=== Data for this exercise ===
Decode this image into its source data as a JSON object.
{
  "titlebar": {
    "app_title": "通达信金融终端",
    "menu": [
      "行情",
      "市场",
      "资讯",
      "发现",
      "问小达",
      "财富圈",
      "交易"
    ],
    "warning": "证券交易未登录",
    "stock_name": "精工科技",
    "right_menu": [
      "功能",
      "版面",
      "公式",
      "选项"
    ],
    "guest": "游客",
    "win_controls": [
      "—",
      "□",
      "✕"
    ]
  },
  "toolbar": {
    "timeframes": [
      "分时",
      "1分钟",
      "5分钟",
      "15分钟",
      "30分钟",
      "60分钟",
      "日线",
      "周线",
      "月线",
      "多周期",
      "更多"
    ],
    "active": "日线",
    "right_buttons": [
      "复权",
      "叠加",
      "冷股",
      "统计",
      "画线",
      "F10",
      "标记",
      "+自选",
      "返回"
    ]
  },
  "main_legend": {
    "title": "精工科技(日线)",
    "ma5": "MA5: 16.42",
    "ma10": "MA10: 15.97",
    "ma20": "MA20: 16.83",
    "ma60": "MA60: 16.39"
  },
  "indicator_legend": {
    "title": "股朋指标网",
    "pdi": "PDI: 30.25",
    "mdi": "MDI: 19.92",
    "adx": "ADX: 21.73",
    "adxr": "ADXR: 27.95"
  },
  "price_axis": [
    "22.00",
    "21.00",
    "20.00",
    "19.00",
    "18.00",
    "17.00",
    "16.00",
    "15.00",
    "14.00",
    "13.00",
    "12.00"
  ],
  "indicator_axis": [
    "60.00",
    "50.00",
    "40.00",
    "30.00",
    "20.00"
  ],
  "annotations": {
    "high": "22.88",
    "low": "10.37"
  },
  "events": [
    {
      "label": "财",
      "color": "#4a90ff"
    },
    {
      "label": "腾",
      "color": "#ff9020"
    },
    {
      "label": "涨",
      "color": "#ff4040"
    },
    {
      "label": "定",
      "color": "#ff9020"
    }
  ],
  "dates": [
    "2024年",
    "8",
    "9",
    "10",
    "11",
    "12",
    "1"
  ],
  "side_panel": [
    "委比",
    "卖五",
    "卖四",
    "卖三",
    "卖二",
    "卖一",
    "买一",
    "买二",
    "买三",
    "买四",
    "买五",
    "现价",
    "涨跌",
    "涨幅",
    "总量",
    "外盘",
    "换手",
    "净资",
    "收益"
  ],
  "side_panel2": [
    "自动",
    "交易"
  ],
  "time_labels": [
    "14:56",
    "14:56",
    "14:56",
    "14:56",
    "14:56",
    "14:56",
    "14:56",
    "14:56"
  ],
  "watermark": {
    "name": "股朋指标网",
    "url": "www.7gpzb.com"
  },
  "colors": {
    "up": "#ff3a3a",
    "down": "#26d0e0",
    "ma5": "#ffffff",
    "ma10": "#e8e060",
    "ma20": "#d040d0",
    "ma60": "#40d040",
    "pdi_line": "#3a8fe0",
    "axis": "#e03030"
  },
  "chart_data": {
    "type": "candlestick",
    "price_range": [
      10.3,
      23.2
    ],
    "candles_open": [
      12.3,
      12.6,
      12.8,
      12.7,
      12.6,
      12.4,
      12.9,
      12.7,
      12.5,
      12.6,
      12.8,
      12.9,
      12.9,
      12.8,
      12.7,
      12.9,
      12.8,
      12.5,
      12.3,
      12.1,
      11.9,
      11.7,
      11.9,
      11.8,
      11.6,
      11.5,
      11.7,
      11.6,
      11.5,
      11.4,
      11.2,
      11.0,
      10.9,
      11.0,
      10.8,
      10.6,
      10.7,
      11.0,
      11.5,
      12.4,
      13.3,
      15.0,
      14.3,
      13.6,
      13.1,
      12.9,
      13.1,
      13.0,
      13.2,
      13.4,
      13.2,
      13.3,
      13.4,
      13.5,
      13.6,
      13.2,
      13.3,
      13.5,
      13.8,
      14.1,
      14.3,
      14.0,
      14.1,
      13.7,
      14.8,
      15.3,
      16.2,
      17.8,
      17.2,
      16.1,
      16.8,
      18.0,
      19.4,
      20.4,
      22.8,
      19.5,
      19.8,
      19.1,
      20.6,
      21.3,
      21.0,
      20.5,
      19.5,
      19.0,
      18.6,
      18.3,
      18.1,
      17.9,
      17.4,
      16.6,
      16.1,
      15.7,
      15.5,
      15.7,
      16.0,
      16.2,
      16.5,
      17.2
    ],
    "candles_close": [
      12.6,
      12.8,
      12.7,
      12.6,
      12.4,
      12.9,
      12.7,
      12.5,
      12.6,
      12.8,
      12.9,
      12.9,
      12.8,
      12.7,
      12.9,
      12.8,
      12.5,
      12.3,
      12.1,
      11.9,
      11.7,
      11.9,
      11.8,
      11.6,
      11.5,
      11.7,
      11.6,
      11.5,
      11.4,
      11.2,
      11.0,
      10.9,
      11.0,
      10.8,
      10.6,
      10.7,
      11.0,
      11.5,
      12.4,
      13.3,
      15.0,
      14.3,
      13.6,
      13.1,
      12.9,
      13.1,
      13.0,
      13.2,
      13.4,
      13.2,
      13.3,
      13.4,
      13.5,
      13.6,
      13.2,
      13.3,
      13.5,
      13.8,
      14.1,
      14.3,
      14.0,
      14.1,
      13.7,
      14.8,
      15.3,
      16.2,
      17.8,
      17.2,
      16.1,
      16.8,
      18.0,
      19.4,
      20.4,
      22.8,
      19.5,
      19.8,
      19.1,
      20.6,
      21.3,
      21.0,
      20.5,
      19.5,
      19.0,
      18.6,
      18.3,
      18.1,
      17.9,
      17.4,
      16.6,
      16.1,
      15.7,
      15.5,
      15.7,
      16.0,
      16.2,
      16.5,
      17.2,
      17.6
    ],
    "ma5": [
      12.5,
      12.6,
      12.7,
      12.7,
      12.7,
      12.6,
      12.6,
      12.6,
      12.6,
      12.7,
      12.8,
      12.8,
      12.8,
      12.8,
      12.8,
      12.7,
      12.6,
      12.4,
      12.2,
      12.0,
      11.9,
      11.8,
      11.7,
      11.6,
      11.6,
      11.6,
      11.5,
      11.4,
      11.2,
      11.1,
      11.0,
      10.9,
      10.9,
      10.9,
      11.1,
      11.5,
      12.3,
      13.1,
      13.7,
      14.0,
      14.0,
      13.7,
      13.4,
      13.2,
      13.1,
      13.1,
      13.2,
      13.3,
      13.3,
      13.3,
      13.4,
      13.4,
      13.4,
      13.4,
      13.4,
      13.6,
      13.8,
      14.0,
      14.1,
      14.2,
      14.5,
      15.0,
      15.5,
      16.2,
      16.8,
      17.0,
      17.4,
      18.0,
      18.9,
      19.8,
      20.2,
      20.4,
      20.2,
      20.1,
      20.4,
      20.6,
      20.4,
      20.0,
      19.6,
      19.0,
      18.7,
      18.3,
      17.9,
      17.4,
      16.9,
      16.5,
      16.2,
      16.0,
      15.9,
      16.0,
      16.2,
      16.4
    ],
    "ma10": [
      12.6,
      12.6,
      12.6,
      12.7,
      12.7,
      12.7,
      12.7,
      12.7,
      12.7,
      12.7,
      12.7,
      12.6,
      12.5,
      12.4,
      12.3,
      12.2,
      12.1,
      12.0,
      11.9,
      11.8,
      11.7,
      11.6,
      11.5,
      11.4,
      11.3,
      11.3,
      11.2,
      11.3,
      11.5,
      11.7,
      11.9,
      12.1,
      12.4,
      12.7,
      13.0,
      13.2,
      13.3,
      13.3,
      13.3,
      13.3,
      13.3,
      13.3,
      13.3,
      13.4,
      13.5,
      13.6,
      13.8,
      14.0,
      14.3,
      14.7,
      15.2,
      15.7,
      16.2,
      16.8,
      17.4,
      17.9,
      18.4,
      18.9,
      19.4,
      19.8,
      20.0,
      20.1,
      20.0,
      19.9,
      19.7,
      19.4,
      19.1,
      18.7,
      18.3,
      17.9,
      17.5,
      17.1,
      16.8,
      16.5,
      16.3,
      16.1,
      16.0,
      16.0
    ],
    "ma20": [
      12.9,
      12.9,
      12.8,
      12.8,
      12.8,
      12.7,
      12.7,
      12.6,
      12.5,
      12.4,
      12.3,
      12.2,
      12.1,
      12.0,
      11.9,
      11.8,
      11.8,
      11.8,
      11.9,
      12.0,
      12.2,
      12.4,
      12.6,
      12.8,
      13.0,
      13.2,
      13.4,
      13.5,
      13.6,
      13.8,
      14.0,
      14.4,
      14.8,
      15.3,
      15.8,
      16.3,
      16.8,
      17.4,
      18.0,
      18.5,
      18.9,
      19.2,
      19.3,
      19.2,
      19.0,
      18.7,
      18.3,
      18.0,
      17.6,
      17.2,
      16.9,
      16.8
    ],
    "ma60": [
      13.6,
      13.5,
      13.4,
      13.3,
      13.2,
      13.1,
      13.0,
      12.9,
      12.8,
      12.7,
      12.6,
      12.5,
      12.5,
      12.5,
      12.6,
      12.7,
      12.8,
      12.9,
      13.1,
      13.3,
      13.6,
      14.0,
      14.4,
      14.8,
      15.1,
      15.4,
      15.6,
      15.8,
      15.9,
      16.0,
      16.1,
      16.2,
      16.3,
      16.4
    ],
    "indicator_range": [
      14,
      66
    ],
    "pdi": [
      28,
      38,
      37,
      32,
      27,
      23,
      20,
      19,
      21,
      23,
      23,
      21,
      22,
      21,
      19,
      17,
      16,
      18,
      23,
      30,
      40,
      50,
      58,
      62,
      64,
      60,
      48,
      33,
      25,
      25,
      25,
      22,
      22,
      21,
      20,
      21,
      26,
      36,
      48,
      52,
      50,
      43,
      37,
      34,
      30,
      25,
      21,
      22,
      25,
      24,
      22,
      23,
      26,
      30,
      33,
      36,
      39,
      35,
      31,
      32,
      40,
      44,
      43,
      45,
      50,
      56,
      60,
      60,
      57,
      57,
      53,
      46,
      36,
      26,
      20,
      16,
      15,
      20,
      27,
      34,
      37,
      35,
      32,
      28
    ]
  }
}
===
=== Data for this exercise ===
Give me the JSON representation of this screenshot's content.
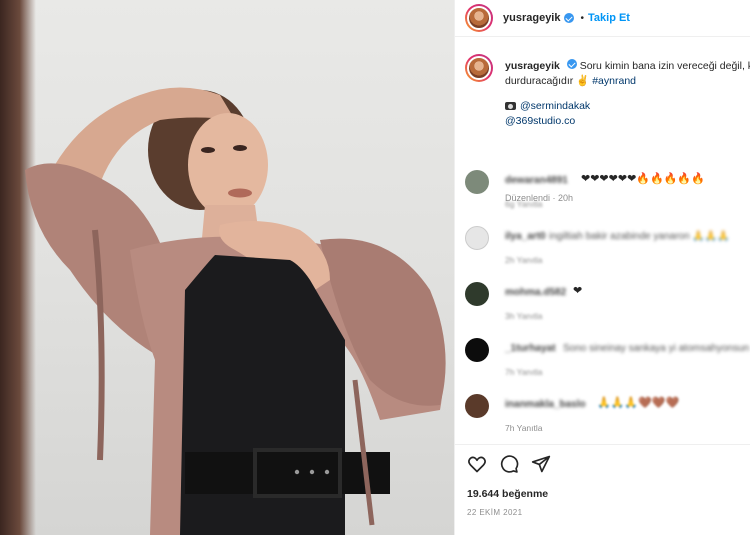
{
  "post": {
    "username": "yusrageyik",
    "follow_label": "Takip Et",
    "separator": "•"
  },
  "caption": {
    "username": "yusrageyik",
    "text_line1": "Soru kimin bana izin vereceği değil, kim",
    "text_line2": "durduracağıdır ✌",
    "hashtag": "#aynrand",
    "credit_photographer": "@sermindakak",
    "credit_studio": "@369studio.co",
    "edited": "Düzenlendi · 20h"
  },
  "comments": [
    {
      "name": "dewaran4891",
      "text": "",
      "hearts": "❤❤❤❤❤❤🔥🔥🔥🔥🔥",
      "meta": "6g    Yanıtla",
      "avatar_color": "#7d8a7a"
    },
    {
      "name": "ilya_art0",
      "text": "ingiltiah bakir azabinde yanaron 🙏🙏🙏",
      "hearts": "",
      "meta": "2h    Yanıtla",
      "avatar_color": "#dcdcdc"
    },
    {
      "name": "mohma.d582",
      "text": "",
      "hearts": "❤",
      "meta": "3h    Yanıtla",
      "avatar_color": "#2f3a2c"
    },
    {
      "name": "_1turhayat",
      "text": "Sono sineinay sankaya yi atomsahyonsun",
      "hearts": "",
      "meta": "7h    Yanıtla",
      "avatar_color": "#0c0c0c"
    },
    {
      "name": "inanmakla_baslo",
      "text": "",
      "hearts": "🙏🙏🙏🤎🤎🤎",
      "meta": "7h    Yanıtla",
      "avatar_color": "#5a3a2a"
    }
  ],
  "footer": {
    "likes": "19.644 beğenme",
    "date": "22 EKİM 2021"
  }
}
===
▸ **Objective**
Using the entries above, return each line in which the word "meta" occurs.

▸ **Finished task**
      "meta": "6g    Yanıtla",
      "meta": "2h    Yanıtla",
      "meta": "3h    Yanıtla",
      "meta": "7h    Yanıtla",
      "meta": "7h    Yanıtla",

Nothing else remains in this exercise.